» **OBJECTIVE**:
From the listing below, pull out all lines with "retiré" in them.
** begin **
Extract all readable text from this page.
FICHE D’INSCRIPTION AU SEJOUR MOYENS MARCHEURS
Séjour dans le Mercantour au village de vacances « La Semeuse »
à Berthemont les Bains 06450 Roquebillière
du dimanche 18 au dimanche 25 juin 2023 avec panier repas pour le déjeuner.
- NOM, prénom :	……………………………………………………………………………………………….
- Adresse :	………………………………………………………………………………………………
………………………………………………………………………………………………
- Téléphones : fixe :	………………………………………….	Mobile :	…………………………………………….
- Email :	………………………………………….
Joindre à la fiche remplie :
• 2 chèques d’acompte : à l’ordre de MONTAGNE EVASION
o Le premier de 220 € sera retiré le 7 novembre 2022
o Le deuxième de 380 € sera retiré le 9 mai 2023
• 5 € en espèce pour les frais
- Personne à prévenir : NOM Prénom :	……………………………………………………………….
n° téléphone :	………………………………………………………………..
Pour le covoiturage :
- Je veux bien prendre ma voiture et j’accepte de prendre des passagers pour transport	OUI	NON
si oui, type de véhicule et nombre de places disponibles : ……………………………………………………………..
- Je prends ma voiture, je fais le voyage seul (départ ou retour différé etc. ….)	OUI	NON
** end **
** begin **
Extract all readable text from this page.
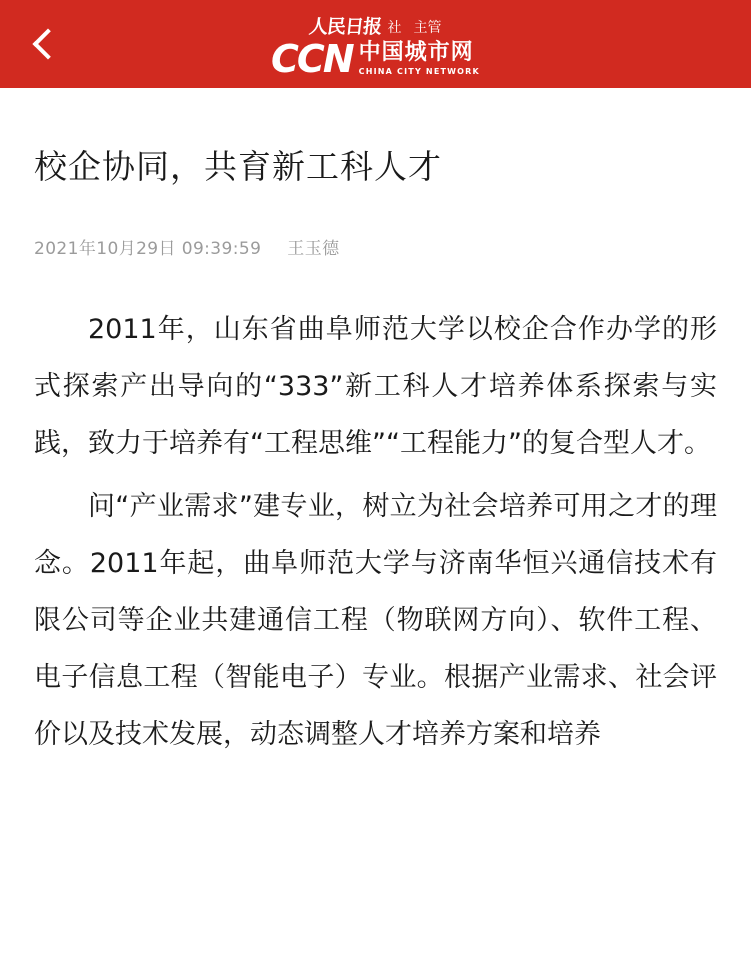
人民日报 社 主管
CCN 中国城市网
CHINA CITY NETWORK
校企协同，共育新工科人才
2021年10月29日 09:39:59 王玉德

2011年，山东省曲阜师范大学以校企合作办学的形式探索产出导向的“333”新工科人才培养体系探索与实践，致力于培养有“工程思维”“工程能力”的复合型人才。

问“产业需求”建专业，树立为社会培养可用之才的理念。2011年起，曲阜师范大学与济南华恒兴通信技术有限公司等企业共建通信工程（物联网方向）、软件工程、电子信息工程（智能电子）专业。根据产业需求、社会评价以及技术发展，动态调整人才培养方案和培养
** end **
** begin **
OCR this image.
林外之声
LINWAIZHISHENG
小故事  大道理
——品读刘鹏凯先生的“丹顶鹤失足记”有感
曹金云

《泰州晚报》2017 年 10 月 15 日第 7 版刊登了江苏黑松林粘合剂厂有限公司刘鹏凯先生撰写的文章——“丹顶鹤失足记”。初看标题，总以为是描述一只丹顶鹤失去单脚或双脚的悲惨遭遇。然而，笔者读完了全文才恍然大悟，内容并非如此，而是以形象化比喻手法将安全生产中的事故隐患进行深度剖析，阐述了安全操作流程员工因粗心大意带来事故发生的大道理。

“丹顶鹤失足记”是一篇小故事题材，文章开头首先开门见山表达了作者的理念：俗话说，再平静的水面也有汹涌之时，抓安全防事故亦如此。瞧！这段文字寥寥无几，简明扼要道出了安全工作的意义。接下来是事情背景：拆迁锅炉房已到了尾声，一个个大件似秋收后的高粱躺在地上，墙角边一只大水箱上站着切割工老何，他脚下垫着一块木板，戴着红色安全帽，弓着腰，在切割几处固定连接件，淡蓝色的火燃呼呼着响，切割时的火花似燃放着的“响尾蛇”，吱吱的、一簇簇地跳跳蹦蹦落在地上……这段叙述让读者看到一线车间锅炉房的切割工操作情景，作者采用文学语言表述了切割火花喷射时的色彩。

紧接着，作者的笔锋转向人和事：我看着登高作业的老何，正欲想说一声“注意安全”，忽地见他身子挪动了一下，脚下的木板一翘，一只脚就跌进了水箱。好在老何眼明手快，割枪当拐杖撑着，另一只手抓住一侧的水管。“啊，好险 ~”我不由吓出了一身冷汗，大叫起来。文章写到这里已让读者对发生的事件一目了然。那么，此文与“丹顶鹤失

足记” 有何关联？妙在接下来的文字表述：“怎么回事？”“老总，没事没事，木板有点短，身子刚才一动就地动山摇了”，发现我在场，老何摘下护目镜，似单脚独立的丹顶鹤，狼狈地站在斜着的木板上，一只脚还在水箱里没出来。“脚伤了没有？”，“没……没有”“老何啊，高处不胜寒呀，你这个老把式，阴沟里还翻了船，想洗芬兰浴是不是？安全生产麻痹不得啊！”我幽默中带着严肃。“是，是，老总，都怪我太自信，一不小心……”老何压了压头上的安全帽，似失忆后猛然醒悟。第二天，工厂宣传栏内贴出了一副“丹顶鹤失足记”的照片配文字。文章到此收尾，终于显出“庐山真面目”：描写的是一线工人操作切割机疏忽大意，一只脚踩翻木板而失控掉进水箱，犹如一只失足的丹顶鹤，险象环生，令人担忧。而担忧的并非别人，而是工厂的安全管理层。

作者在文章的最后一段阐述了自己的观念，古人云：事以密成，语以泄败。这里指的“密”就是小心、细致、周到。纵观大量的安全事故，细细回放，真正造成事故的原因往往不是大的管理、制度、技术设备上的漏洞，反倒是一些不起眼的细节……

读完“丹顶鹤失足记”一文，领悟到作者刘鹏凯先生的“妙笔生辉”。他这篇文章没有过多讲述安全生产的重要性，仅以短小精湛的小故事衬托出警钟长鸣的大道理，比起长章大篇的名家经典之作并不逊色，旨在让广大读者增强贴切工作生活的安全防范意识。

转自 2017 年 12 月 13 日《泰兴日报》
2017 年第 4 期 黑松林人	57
** end **
» **THE RESULT**:
o Le premier de 220 € sera retiré le 7 novembre 2022
o Le deuxième de 380 € sera retiré le 9 mai 2023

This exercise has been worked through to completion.